(Stored items from a collection)

___

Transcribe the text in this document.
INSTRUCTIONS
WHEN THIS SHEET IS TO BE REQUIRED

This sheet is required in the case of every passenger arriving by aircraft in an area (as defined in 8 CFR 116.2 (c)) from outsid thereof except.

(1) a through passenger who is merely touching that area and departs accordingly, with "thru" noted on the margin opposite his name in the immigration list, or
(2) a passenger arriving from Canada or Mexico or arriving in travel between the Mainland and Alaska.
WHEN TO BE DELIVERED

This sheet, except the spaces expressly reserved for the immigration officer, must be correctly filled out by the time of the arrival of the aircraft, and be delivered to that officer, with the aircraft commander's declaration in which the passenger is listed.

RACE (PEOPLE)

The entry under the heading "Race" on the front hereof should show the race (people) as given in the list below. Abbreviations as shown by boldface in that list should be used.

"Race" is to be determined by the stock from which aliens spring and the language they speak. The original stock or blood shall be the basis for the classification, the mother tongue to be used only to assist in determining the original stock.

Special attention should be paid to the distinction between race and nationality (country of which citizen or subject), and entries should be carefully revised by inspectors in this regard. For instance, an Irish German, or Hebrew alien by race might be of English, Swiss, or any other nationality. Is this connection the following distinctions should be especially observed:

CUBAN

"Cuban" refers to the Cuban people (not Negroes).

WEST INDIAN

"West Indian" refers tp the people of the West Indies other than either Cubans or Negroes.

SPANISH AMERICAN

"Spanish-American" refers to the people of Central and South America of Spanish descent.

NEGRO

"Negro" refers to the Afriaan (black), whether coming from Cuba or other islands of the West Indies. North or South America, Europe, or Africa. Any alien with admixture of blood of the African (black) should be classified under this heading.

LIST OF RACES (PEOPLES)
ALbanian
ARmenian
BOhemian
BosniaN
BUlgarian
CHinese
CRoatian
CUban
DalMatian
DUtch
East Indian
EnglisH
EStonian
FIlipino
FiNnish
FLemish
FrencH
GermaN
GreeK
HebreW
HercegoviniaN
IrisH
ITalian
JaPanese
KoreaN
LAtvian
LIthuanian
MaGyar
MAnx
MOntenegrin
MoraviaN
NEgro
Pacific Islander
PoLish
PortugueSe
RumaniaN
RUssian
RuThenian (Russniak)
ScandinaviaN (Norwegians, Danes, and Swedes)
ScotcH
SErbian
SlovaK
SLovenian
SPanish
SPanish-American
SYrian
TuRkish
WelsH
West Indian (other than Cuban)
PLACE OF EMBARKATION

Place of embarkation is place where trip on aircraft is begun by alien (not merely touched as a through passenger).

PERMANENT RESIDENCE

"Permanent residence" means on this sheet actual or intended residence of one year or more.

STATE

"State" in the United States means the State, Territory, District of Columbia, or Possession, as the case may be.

___

WHAT TO WORK ON:
Filter the entries down to the lines with the word "merely" in them.

FINISHED ANSWER:
(1) a through passenger who is merely touching that area and departs accordingly, with "thru" noted on the margin opposite his name in the immigration list, or
Place of embarkation is place where trip on aircraft is begun by alien (not merely touched as a through passenger).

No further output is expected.